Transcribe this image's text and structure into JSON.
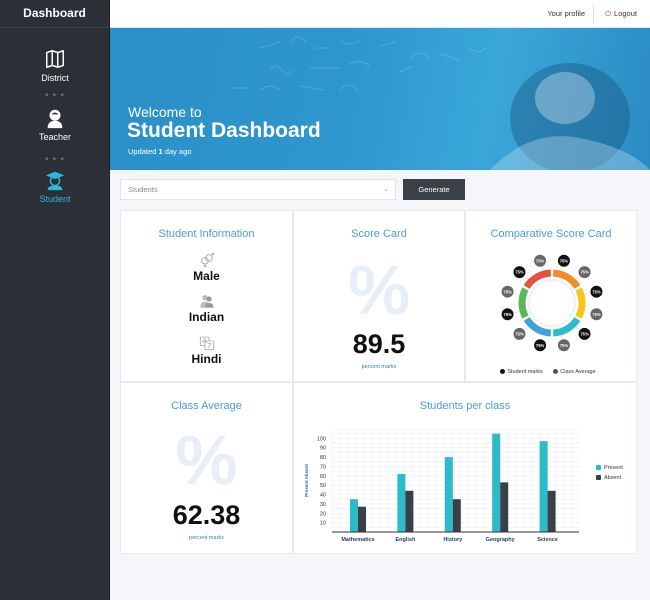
{
  "sidebar": {
    "title": "Dashboard",
    "items": [
      {
        "label": "District",
        "icon": "map-icon"
      },
      {
        "label": "Teacher",
        "icon": "teacher-icon"
      },
      {
        "label": "Student",
        "icon": "student-icon",
        "active": true
      }
    ],
    "separator": "• • •"
  },
  "topbar": {
    "profile_label": "Your profile",
    "logout_label": "Logout"
  },
  "hero": {
    "welcome": "Welcome to",
    "title": "Student Dashboard",
    "updated_prefix": "Updated",
    "updated_value": "1",
    "updated_suffix": "day ago"
  },
  "controls": {
    "select_value": "Students",
    "generate_label": "Generate"
  },
  "student_info": {
    "title": "Student Information",
    "gender": "Male",
    "nationality": "Indian",
    "language": "Hindi"
  },
  "score_card": {
    "title": "Score Card",
    "symbol": "%",
    "value": "89.5",
    "caption": "percent marks"
  },
  "comparative": {
    "title": "Comparative Score Card",
    "badge_value": "75%",
    "legend": [
      {
        "label": "Student marks",
        "color": "#111111"
      },
      {
        "label": "Class Average",
        "color": "#555555"
      }
    ]
  },
  "class_average": {
    "title": "Class Average",
    "symbol": "%",
    "value": "62.38",
    "caption": "percent marks"
  },
  "chart_data": {
    "type": "bar",
    "title": "Students per class",
    "ylabel": "Present Absent",
    "categories": [
      "Mathematics",
      "English",
      "History",
      "Geography",
      "Science"
    ],
    "series": [
      {
        "name": "Present",
        "color": "#2bbbc9",
        "values": [
          35,
          62,
          80,
          105,
          97
        ]
      },
      {
        "name": "Absent",
        "color": "#3a4047",
        "values": [
          27,
          44,
          35,
          53,
          44
        ]
      }
    ],
    "yticks": [
      10,
      20,
      30,
      40,
      50,
      60,
      70,
      80,
      90,
      100
    ],
    "ylim": [
      0,
      110
    ],
    "grid": true,
    "legend_position": "right"
  }
}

+ + + +

# Set exercise
Write the records out again in full, exactly, and skip every picture.

# Answer to the exercise
Transcribe this image's text and structure into JSON.
{
  "sidebar": {
    "title": "Dashboard",
    "items": [
      {
        "label": "District",
        "icon": "map-icon"
      },
      {
        "label": "Teacher",
        "icon": "teacher-icon"
      },
      {
        "label": "Student",
        "icon": "student-icon",
        "active": true
      }
    ],
    "separator": "• • •"
  },
  "topbar": {
    "profile_label": "Your profile",
    "logout_label": "Logout"
  },
  "hero": {
    "welcome": "Welcome to",
    "title": "Student Dashboard",
    "updated_prefix": "Updated",
    "updated_value": "1",
    "updated_suffix": "day ago"
  },
  "controls": {
    "select_value": "Students",
    "generate_label": "Generate"
  },
  "student_info": {
    "title": "Student Information",
    "gender": "Male",
    "nationality": "Indian",
    "language": "Hindi"
  },
  "score_card": {
    "title": "Score Card",
    "symbol": "%",
    "value": "89.5",
    "caption": "percent marks"
  },
  "comparative": {
    "title": "Comparative Score Card",
    "badge_value": "75%",
    "legend": [
      {
        "label": "Student marks",
        "color": "#111111"
      },
      {
        "label": "Class Average",
        "color": "#555555"
      }
    ]
  },
  "class_average": {
    "title": "Class Average",
    "symbol": "%",
    "value": "62.38",
    "caption": "percent marks"
  },
  "chart_data": {
    "type": "bar",
    "title": "Students per class",
    "ylabel": "Present Absent",
    "categories": [
      "Mathematics",
      "English",
      "History",
      "Geography",
      "Science"
    ],
    "series": [
      {
        "name": "Present",
        "color": "#2bbbc9",
        "values": [
          35,
          62,
          80,
          105,
          97
        ]
      },
      {
        "name": "Absent",
        "color": "#3a4047",
        "values": [
          27,
          44,
          35,
          53,
          44
        ]
      }
    ],
    "yticks": [
      10,
      20,
      30,
      40,
      50,
      60,
      70,
      80,
      90,
      100
    ],
    "ylim": [
      0,
      110
    ],
    "grid": true,
    "legend_position": "right"
  }
}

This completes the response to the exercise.